--- START OF Data lines ---
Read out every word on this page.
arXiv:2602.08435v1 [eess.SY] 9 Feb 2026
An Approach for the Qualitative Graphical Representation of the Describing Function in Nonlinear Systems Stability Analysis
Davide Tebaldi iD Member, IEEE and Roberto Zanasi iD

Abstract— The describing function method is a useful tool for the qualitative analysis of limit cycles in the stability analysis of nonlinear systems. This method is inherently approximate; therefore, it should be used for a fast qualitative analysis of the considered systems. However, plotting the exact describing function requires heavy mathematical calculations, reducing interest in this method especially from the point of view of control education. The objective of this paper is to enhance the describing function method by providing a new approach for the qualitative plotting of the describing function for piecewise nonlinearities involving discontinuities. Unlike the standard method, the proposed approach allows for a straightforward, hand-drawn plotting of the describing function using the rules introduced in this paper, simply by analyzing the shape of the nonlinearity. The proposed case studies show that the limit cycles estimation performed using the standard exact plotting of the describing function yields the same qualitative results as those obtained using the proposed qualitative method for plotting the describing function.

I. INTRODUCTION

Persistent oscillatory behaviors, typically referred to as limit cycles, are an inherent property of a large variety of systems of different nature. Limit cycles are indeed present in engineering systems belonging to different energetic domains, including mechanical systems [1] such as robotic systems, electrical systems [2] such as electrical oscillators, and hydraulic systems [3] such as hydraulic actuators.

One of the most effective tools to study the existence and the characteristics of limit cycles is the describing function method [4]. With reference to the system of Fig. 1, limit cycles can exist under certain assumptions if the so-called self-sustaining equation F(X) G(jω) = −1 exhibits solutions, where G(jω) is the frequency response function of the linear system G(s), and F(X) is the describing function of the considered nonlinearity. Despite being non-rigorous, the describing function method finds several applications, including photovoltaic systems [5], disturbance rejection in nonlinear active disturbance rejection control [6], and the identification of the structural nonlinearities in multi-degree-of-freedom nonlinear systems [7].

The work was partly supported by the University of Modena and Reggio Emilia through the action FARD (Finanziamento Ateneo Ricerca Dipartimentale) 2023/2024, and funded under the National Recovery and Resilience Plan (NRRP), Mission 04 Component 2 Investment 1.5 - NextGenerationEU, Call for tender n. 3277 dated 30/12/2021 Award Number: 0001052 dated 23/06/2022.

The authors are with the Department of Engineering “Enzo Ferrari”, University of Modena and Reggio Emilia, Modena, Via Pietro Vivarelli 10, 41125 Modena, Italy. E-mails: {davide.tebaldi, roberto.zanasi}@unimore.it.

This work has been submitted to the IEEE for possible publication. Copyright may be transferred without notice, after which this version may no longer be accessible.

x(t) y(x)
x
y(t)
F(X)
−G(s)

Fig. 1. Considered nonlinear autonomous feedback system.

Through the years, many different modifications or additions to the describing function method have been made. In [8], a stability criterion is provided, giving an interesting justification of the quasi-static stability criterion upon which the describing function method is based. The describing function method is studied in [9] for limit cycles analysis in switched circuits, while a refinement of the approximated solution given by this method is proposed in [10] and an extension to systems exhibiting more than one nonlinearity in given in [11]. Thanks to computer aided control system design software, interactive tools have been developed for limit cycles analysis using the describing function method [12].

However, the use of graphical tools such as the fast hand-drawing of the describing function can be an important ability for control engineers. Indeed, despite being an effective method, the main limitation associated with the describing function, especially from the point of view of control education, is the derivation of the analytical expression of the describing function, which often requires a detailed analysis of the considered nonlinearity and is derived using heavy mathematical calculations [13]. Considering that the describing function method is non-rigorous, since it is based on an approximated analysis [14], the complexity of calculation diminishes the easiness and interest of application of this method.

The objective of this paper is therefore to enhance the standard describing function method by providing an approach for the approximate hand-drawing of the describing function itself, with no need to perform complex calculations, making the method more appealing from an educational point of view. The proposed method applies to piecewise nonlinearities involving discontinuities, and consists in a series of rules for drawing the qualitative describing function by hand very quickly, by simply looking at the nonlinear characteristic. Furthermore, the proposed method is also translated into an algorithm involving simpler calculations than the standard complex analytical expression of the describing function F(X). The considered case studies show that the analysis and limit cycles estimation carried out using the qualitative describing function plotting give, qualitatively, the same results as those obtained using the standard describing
--- END OF Data lines ---
Exercise instructions ▸ Reproduce the full listing exactly.

Task output ▸
Read out every word on this page.
arXiv:2602.08435v1 [eess.SY] 9 Feb 2026
An Approach for the Qualitative Graphical Representation of the Describing Function in Nonlinear Systems Stability Analysis
Davide Tebaldi iD Member, IEEE and Roberto Zanasi iD

Abstract— The describing function method is a useful tool for the qualitative analysis of limit cycles in the stability analysis of nonlinear systems. This method is inherently approximate; therefore, it should be used for a fast qualitative analysis of the considered systems. However, plotting the exact describing function requires heavy mathematical calculations, reducing interest in this method especially from the point of view of control education. The objective of this paper is to enhance the describing function method by providing a new approach for the qualitative plotting of the describing function for piecewise nonlinearities involving discontinuities. Unlike the standard method, the proposed approach allows for a straightforward, hand-drawn plotting of the describing function using the rules introduced in this paper, simply by analyzing the shape of the nonlinearity. The proposed case studies show that the limit cycles estimation performed using the standard exact plotting of the describing function yields the same qualitative results as those obtained using the proposed qualitative method for plotting the describing function.

I. INTRODUCTION

Persistent oscillatory behaviors, typically referred to as limit cycles, are an inherent property of a large variety of systems of different nature. Limit cycles are indeed present in engineering systems belonging to different energetic domains, including mechanical systems [1] such as robotic systems, electrical systems [2] such as electrical oscillators, and hydraulic systems [3] such as hydraulic actuators.

One of the most effective tools to study the existence and the characteristics of limit cycles is the describing function method [4]. With reference to the system of Fig. 1, limit cycles can exist under certain assumptions if the so-called self-sustaining equation F(X) G(jω) = −1 exhibits solutions, where G(jω) is the frequency response function of the linear system G(s), and F(X) is the describing function of the considered nonlinearity. Despite being non-rigorous, the describing function method finds several applications, including photovoltaic systems [5], disturbance rejection in nonlinear active disturbance rejection control [6], and the identification of the structural nonlinearities in multi-degree-of-freedom nonlinear systems [7].

The work was partly supported by the University of Modena and Reggio Emilia through the action FARD (Finanziamento Ateneo Ricerca Dipartimentale) 2023/2024, and funded under the National Recovery and Resilience Plan (NRRP), Mission 04 Component 2 Investment 1.5 - NextGenerationEU, Call for tender n. 3277 dated 30/12/2021 Award Number: 0001052 dated 23/06/2022.

The authors are with the Department of Engineering “Enzo Ferrari”, University of Modena and Reggio Emilia, Modena, Via Pietro Vivarelli 10, 41125 Modena, Italy. E-mails: {davide.tebaldi, roberto.zanasi}@unimore.it.

This work has been submitted to the IEEE for possible publication. Copyright may be transferred without notice, after which this version may no longer be accessible.

x(t) y(x)
x
y(t)
F(X)
−G(s)

Fig. 1. Considered nonlinear autonomous feedback system.

Through the years, many different modifications or additions to the describing function method have been made. In [8], a stability criterion is provided, giving an interesting justification of the quasi-static stability criterion upon which the describing function method is based. The describing function method is studied in [9] for limit cycles analysis in switched circuits, while a refinement of the approximated solution given by this method is proposed in [10] and an extension to systems exhibiting more than one nonlinearity in given in [11]. Thanks to computer aided control system design software, interactive tools have been developed for limit cycles analysis using the describing function method [12].

However, the use of graphical tools such as the fast hand-drawing of the describing function can be an important ability for control engineers. Indeed, despite being an effective method, the main limitation associated with the describing function, especially from the point of view of control education, is the derivation of the analytical expression of the describing function, which often requires a detailed analysis of the considered nonlinearity and is derived using heavy mathematical calculations [13]. Considering that the describing function method is non-rigorous, since it is based on an approximated analysis [14], the complexity of calculation diminishes the easiness and interest of application of this method.

The objective of this paper is therefore to enhance the standard describing function method by providing an approach for the approximate hand-drawing of the describing function itself, with no need to perform complex calculations, making the method more appealing from an educational point of view. The proposed method applies to piecewise nonlinearities involving discontinuities, and consists in a series of rules for drawing the qualitative describing function by hand very quickly, by simply looking at the nonlinear characteristic. Furthermore, the proposed method is also translated into an algorithm involving simpler calculations than the standard complex analytical expression of the describing function F(X). The considered case studies show that the analysis and limit cycles estimation carried out using the qualitative describing function plotting give, qualitatively, the same results as those obtained using the standard describing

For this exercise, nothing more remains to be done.